Work through the data line by line, gathering every line that has the word "pycharm".

::: Available data :::

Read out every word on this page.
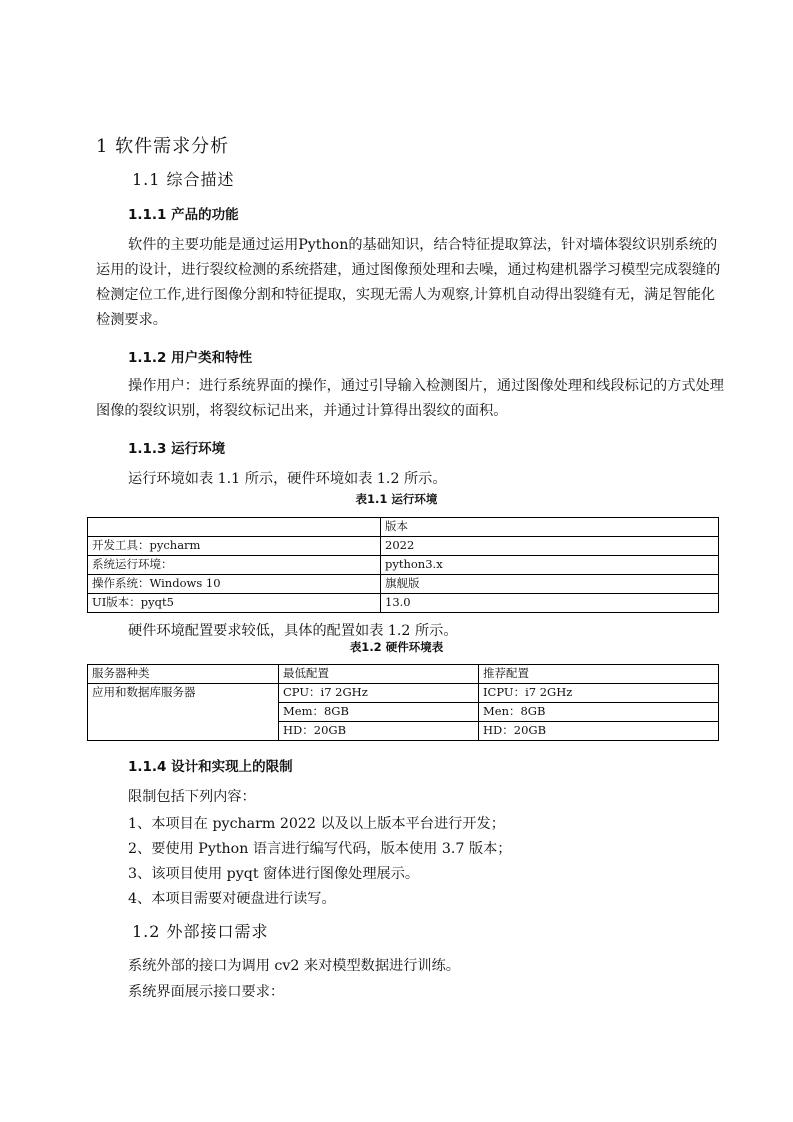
1 软件需求分析
1.1 综合描述
1.1.1 产品的功能

软件的主要功能是通过运用Python的基础知识，结合特征提取算法，针对墙体裂纹识别系统的运用的设计，进行裂纹检测的系统搭建，通过图像预处理和去噪，通过构建机器学习模型完成裂缝的检测定位工作,进行图像分割和特征提取，实现无需人为观察,计算机自动得出裂缝有无，满足智能化检测要求。

1.1.2 用户类和特性

操作用户：进行系统界面的操作，通过引导输入检测图片，通过图像处理和线段标记的方式处理图像的裂纹识别，将裂纹标记出来，并通过计算得出裂纹的面积。

1.1.3 运行环境
运行环境如表 1.1 所示，硬件环境如表 1.2 所示。
表1.1 运行环境
	版本
开发工具：pycharm	2022
系统运行环境：	python3.x
操作系统：Windows 10	旗舰版
UI版本：pyqt5	13.0
硬件环境配置要求较低，具体的配置如表 1.2 所示。
表1.2 硬件环境表
服务器种类	最低配置	推荐配置
应用和数据库服务器	CPU：i7 2GHz	ICPU：i7 2GHz
	Mem：8GB	Men：8GB
	HD：20GB	HD：20GB
1.1.4 设计和实现上的限制
限制包括下列内容：
1、本项目在 pycharm 2022 以及以上版本平台进行开发；
2、要使用 Python 语言进行编写代码，版本使用 3.7 版本；
3、该项目使用 pyqt 窗体进行图像处理展示。
4、本项目需要对硬盘进行读写。
1.2 外部接口需求
系统外部的接口为调用 cv2 来对模型数据进行训练。
系统界面展示接口要求：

:::

Answer to this problem:
开发工具：pycharm	2022
1、本项目在 pycharm 2022 以及以上版本平台进行开发；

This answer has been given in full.